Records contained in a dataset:
● ● ● ● ●
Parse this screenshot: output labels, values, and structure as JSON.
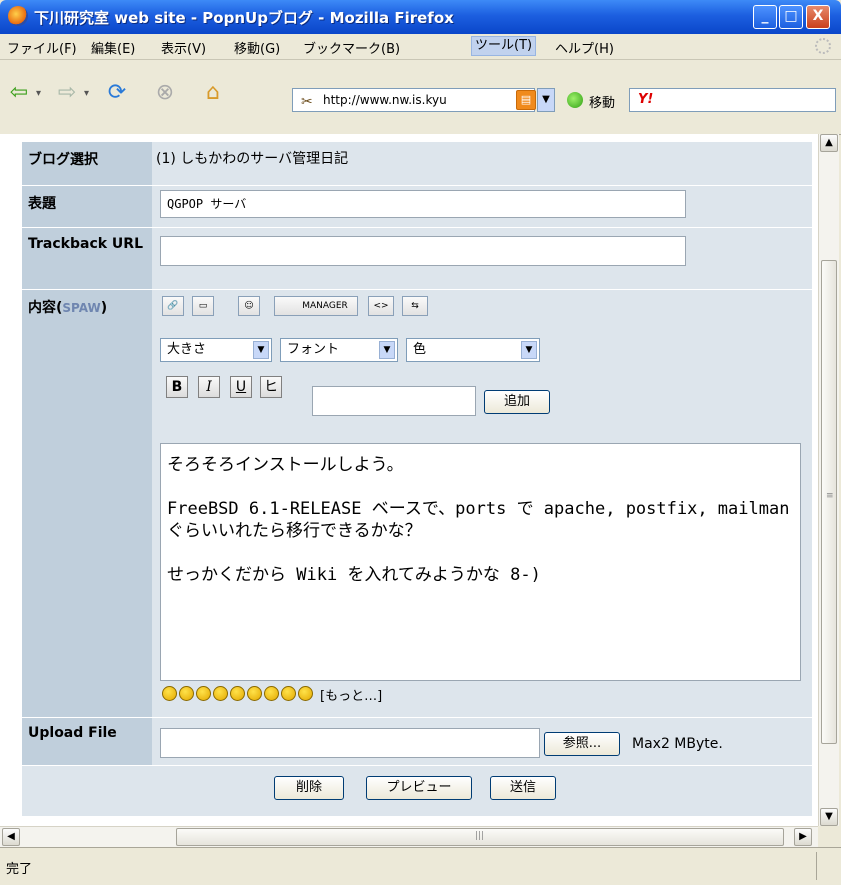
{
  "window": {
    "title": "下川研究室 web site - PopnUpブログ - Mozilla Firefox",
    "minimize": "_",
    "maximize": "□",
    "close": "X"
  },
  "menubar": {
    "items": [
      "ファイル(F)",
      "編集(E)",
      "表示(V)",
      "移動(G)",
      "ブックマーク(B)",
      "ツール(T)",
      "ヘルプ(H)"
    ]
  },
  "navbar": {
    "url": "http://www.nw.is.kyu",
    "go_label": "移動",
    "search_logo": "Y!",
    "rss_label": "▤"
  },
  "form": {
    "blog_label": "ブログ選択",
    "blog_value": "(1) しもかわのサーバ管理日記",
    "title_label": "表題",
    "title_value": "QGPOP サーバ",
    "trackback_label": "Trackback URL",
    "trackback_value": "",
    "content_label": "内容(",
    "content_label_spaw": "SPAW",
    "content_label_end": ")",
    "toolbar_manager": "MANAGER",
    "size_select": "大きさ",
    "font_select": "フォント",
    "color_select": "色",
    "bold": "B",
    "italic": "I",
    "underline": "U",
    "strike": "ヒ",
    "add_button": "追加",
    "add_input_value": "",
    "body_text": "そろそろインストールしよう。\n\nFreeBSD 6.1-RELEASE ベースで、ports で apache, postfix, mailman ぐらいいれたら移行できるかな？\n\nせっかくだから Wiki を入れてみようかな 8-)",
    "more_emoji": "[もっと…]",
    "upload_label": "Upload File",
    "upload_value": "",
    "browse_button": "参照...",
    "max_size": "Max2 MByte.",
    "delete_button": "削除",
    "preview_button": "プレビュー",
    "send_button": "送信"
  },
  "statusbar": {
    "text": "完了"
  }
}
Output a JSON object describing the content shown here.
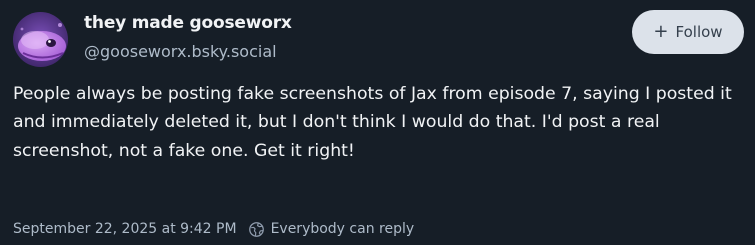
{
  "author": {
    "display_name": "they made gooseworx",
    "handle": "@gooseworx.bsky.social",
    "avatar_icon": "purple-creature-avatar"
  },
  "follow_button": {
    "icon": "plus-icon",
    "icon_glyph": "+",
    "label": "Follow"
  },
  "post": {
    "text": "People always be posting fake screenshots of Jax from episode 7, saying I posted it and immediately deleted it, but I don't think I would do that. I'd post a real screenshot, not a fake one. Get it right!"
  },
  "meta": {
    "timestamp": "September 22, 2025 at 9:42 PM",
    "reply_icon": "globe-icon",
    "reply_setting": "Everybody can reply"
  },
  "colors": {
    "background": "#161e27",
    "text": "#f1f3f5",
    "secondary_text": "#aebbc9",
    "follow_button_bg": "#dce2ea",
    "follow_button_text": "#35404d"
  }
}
● ● ● ● ●
EXERCISE BRIEF> Every line containing the string "JSON" must be listed.

REPLY TO THE TASK>
Parse this screenshot: output labels, values, and structure as JSON.
Output a JSON object describing the content shown here.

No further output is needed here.